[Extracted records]
[BEGIN]
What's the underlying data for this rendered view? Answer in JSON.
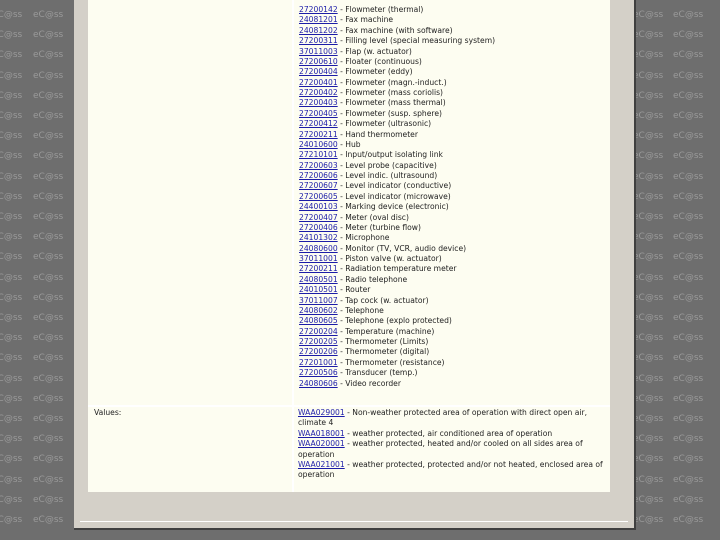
{
  "watermark": "eC@ss",
  "devices": [
    {
      "code": "27200142",
      "name": "Flowmeter (thermal)"
    },
    {
      "code": "24081201",
      "name": "Fax machine"
    },
    {
      "code": "24081202",
      "name": "Fax machine (with software)"
    },
    {
      "code": "27200311",
      "name": "Filling level (special measuring system)"
    },
    {
      "code": "37011003",
      "name": "Flap (w. actuator)"
    },
    {
      "code": "27200610",
      "name": "Floater (continuous)"
    },
    {
      "code": "27200404",
      "name": "Flowmeter (eddy)"
    },
    {
      "code": "27200401",
      "name": "Flowmeter (magn.-induct.)"
    },
    {
      "code": "27200402",
      "name": "Flowmeter (mass coriolis)"
    },
    {
      "code": "27200403",
      "name": "Flowmeter (mass thermal)"
    },
    {
      "code": "27200405",
      "name": "Flowmeter (susp. sphere)"
    },
    {
      "code": "27200412",
      "name": "Flowmeter (ultrasonic)"
    },
    {
      "code": "27200211",
      "name": "Hand thermometer"
    },
    {
      "code": "24010600",
      "name": "Hub"
    },
    {
      "code": "27210101",
      "name": "Input/output isolating link"
    },
    {
      "code": "27200603",
      "name": "Level probe (capacitive)"
    },
    {
      "code": "27200606",
      "name": "Level indic. (ultrasound)"
    },
    {
      "code": "27200607",
      "name": "Level indicator (conductive)"
    },
    {
      "code": "27200605",
      "name": "Level indicator (microwave)"
    },
    {
      "code": "24400103",
      "name": "Marking device (electronic)"
    },
    {
      "code": "27200407",
      "name": "Meter (oval disc)"
    },
    {
      "code": "27200406",
      "name": "Meter (turbine flow)"
    },
    {
      "code": "24101302",
      "name": "Microphone"
    },
    {
      "code": "24080600",
      "name": "Monitor (TV, VCR, audio device)"
    },
    {
      "code": "37011001",
      "name": "Piston valve (w. actuator)"
    },
    {
      "code": "27200211",
      "name": "Radiation temperature meter"
    },
    {
      "code": "24080501",
      "name": "Radio telephone"
    },
    {
      "code": "24010501",
      "name": "Router"
    },
    {
      "code": "37011007",
      "name": "Tap cock (w. actuator)"
    },
    {
      "code": "24080602",
      "name": "Telephone"
    },
    {
      "code": "24080605",
      "name": "Telephone (explo protected)"
    },
    {
      "code": "27200204",
      "name": "Temperature (machine)"
    },
    {
      "code": "27200205",
      "name": "Thermometer (Limits)"
    },
    {
      "code": "27200206",
      "name": "Thermometer (digital)"
    },
    {
      "code": "27201001",
      "name": "Thermometer (resistance)"
    },
    {
      "code": "27200506",
      "name": "Transducer (temp.)"
    },
    {
      "code": "24080606",
      "name": "Video recorder"
    }
  ],
  "values_label": "Values:",
  "values": [
    {
      "code": "WAA029001",
      "text": "Non-weather protected area of operation with direct open air, climate 4"
    },
    {
      "code": "WAA018001",
      "text": "weather protected, air conditioned area of operation"
    },
    {
      "code": "WAA020001",
      "text": "weather protected, heated and/or cooled on all sides area of operation"
    },
    {
      "code": "WAA021001",
      "text": "weather protected, protected and/or not heated, enclosed area of operation"
    }
  ]
}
[END]
* Work instructions: Set down the complete material exactly, but do not include the images.

* Result of this task:
What's the underlying data for this rendered view? Answer in JSON.
{
  "watermark": "eC@ss",
  "devices": [
    {
      "code": "27200142",
      "name": "Flowmeter (thermal)"
    },
    {
      "code": "24081201",
      "name": "Fax machine"
    },
    {
      "code": "24081202",
      "name": "Fax machine (with software)"
    },
    {
      "code": "27200311",
      "name": "Filling level (special measuring system)"
    },
    {
      "code": "37011003",
      "name": "Flap (w. actuator)"
    },
    {
      "code": "27200610",
      "name": "Floater (continuous)"
    },
    {
      "code": "27200404",
      "name": "Flowmeter (eddy)"
    },
    {
      "code": "27200401",
      "name": "Flowmeter (magn.-induct.)"
    },
    {
      "code": "27200402",
      "name": "Flowmeter (mass coriolis)"
    },
    {
      "code": "27200403",
      "name": "Flowmeter (mass thermal)"
    },
    {
      "code": "27200405",
      "name": "Flowmeter (susp. sphere)"
    },
    {
      "code": "27200412",
      "name": "Flowmeter (ultrasonic)"
    },
    {
      "code": "27200211",
      "name": "Hand thermometer"
    },
    {
      "code": "24010600",
      "name": "Hub"
    },
    {
      "code": "27210101",
      "name": "Input/output isolating link"
    },
    {
      "code": "27200603",
      "name": "Level probe (capacitive)"
    },
    {
      "code": "27200606",
      "name": "Level indic. (ultrasound)"
    },
    {
      "code": "27200607",
      "name": "Level indicator (conductive)"
    },
    {
      "code": "27200605",
      "name": "Level indicator (microwave)"
    },
    {
      "code": "24400103",
      "name": "Marking device (electronic)"
    },
    {
      "code": "27200407",
      "name": "Meter (oval disc)"
    },
    {
      "code": "27200406",
      "name": "Meter (turbine flow)"
    },
    {
      "code": "24101302",
      "name": "Microphone"
    },
    {
      "code": "24080600",
      "name": "Monitor (TV, VCR, audio device)"
    },
    {
      "code": "37011001",
      "name": "Piston valve (w. actuator)"
    },
    {
      "code": "27200211",
      "name": "Radiation temperature meter"
    },
    {
      "code": "24080501",
      "name": "Radio telephone"
    },
    {
      "code": "24010501",
      "name": "Router"
    },
    {
      "code": "37011007",
      "name": "Tap cock (w. actuator)"
    },
    {
      "code": "24080602",
      "name": "Telephone"
    },
    {
      "code": "24080605",
      "name": "Telephone (explo protected)"
    },
    {
      "code": "27200204",
      "name": "Temperature (machine)"
    },
    {
      "code": "27200205",
      "name": "Thermometer (Limits)"
    },
    {
      "code": "27200206",
      "name": "Thermometer (digital)"
    },
    {
      "code": "27201001",
      "name": "Thermometer (resistance)"
    },
    {
      "code": "27200506",
      "name": "Transducer (temp.)"
    },
    {
      "code": "24080606",
      "name": "Video recorder"
    }
  ],
  "values_label": "Values:",
  "values": [
    {
      "code": "WAA029001",
      "text": "Non-weather protected area of operation with direct open air, climate 4"
    },
    {
      "code": "WAA018001",
      "text": "weather protected, air conditioned area of operation"
    },
    {
      "code": "WAA020001",
      "text": "weather protected, heated and/or cooled on all sides area of operation"
    },
    {
      "code": "WAA021001",
      "text": "weather protected, protected and/or not heated, enclosed area of operation"
    }
  ]
}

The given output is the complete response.